## START

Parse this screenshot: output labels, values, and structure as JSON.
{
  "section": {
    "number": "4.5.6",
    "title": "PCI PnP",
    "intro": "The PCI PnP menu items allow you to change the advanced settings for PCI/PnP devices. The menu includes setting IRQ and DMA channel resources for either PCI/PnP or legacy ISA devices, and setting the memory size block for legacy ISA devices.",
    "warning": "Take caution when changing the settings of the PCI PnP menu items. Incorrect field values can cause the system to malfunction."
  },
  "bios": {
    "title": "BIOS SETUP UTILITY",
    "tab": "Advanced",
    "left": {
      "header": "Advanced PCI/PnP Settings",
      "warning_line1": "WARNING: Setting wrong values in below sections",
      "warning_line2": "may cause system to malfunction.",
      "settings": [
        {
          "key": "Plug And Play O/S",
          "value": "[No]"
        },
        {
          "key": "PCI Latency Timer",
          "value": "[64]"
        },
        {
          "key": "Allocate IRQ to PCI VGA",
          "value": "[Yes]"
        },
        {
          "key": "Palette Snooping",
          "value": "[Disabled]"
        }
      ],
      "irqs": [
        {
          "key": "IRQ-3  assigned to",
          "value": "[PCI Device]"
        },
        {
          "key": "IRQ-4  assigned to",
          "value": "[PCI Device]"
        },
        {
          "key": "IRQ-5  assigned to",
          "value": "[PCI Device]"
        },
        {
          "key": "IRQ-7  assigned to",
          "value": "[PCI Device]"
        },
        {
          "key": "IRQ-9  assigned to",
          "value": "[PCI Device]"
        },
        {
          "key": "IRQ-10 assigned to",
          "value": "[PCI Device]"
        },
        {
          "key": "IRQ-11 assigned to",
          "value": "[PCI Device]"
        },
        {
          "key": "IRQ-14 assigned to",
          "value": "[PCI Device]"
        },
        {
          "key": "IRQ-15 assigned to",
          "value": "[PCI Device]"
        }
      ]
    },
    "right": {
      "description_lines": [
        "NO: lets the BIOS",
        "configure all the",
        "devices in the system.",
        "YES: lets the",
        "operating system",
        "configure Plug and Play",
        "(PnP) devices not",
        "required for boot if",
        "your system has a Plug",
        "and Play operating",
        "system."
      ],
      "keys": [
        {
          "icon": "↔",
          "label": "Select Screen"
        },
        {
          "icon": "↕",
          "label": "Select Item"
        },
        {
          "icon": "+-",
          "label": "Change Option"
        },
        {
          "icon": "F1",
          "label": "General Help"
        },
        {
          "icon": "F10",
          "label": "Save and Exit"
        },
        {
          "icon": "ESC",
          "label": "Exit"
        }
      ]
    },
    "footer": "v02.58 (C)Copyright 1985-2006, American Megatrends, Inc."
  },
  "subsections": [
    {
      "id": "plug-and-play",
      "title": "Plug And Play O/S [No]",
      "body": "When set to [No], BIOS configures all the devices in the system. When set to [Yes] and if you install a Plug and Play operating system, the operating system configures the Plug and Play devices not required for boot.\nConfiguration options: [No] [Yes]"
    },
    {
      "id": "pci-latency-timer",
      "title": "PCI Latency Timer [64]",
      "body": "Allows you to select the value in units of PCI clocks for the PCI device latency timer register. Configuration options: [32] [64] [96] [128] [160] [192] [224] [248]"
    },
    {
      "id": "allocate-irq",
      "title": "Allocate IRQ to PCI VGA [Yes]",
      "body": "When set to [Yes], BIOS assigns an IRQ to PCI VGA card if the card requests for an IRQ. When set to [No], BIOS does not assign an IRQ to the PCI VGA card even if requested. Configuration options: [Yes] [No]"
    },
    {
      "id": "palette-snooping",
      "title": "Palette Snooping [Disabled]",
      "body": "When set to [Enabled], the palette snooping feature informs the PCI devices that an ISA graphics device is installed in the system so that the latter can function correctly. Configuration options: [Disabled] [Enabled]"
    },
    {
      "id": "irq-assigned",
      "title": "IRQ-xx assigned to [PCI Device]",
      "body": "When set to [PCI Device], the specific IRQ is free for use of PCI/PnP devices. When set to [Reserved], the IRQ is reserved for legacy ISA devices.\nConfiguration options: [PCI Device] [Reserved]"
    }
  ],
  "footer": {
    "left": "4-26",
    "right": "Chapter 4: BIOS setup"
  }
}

## END

What is required
In the listing above, locate each line with "values" and copy it.

Expected output
Parse this screenshot: output labels, values, and structure as JSON.
    "warning": "Take caution when changing the settings of the PCI PnP menu items. Incorrect field values can cause the system to malfunction."
      "warning_line1": "WARNING: Setting wrong values in below sections",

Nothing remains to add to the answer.